> **Problem to work on**: Would you copy out the whole listing exactly as given?

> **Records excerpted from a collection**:

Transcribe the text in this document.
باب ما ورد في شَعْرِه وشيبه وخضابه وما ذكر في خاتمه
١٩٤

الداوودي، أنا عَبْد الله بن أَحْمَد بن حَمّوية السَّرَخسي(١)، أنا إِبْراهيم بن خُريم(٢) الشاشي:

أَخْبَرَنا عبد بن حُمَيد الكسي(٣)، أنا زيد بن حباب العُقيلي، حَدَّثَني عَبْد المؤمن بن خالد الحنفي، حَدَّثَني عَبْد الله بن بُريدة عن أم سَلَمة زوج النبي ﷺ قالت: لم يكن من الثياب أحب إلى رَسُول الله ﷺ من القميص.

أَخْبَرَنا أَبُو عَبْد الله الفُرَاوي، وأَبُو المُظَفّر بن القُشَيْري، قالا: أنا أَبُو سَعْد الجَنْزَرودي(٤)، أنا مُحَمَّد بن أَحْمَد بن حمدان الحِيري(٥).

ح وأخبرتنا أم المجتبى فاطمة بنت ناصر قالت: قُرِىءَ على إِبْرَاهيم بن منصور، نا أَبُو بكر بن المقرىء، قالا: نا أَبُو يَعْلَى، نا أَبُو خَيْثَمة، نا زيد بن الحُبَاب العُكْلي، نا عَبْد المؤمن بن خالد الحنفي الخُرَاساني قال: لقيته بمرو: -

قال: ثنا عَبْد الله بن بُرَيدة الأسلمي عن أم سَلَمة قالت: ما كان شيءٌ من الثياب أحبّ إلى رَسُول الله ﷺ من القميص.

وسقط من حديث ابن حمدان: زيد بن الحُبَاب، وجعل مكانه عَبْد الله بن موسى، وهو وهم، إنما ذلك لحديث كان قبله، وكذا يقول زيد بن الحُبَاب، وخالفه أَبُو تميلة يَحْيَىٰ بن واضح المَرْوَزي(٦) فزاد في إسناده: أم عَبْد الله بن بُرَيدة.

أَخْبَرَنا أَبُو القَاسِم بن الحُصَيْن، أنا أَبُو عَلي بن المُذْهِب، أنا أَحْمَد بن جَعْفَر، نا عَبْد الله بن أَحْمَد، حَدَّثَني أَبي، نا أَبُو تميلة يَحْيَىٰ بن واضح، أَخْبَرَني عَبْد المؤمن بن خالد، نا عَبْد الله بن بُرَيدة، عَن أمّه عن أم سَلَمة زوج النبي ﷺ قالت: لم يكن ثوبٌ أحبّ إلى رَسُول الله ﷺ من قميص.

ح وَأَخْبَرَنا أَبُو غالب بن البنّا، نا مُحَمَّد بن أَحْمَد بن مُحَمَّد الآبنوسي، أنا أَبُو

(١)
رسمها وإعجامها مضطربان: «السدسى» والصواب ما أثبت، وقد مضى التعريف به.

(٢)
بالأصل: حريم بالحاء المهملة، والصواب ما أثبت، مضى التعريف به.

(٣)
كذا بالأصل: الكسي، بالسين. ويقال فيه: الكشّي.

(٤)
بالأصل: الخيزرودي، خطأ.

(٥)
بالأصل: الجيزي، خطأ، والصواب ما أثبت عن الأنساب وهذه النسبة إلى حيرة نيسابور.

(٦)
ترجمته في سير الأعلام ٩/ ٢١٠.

> **The reply**:
Transcribe the text in this document.
باب ما ورد في شَعْرِه وشيبه وخضابه وما ذكر في خاتمه
١٩٤

الداوودي، أنا عَبْد الله بن أَحْمَد بن حَمّوية السَّرَخسي(١)، أنا إِبْراهيم بن خُريم(٢) الشاشي:

أَخْبَرَنا عبد بن حُمَيد الكسي(٣)، أنا زيد بن حباب العُقيلي، حَدَّثَني عَبْد المؤمن بن خالد الحنفي، حَدَّثَني عَبْد الله بن بُريدة عن أم سَلَمة زوج النبي ﷺ قالت: لم يكن من الثياب أحب إلى رَسُول الله ﷺ من القميص.

أَخْبَرَنا أَبُو عَبْد الله الفُرَاوي، وأَبُو المُظَفّر بن القُشَيْري، قالا: أنا أَبُو سَعْد الجَنْزَرودي(٤)، أنا مُحَمَّد بن أَحْمَد بن حمدان الحِيري(٥).

ح وأخبرتنا أم المجتبى فاطمة بنت ناصر قالت: قُرِىءَ على إِبْرَاهيم بن منصور، نا أَبُو بكر بن المقرىء، قالا: نا أَبُو يَعْلَى، نا أَبُو خَيْثَمة، نا زيد بن الحُبَاب العُكْلي، نا عَبْد المؤمن بن خالد الحنفي الخُرَاساني قال: لقيته بمرو: -

قال: ثنا عَبْد الله بن بُرَيدة الأسلمي عن أم سَلَمة قالت: ما كان شيءٌ من الثياب أحبّ إلى رَسُول الله ﷺ من القميص.

وسقط من حديث ابن حمدان: زيد بن الحُبَاب، وجعل مكانه عَبْد الله بن موسى، وهو وهم، إنما ذلك لحديث كان قبله، وكذا يقول زيد بن الحُبَاب، وخالفه أَبُو تميلة يَحْيَىٰ بن واضح المَرْوَزي(٦) فزاد في إسناده: أم عَبْد الله بن بُرَيدة.

أَخْبَرَنا أَبُو القَاسِم بن الحُصَيْن، أنا أَبُو عَلي بن المُذْهِب، أنا أَحْمَد بن جَعْفَر، نا عَبْد الله بن أَحْمَد، حَدَّثَني أَبي، نا أَبُو تميلة يَحْيَىٰ بن واضح، أَخْبَرَني عَبْد المؤمن بن خالد، نا عَبْد الله بن بُرَيدة، عَن أمّه عن أم سَلَمة زوج النبي ﷺ قالت: لم يكن ثوبٌ أحبّ إلى رَسُول الله ﷺ من قميص.

ح وَأَخْبَرَنا أَبُو غالب بن البنّا، نا مُحَمَّد بن أَحْمَد بن مُحَمَّد الآبنوسي، أنا أَبُو

(١)
رسمها وإعجامها مضطربان: «السدسى» والصواب ما أثبت، وقد مضى التعريف به.

(٢)
بالأصل: حريم بالحاء المهملة، والصواب ما أثبت، مضى التعريف به.

(٣)
كذا بالأصل: الكسي، بالسين. ويقال فيه: الكشّي.

(٤)
بالأصل: الخيزرودي، خطأ.

(٥)
بالأصل: الجيزي، خطأ، والصواب ما أثبت عن الأنساب وهذه النسبة إلى حيرة نيسابور.

(٦)
ترجمته في سير الأعلام ٩/ ٢١٠.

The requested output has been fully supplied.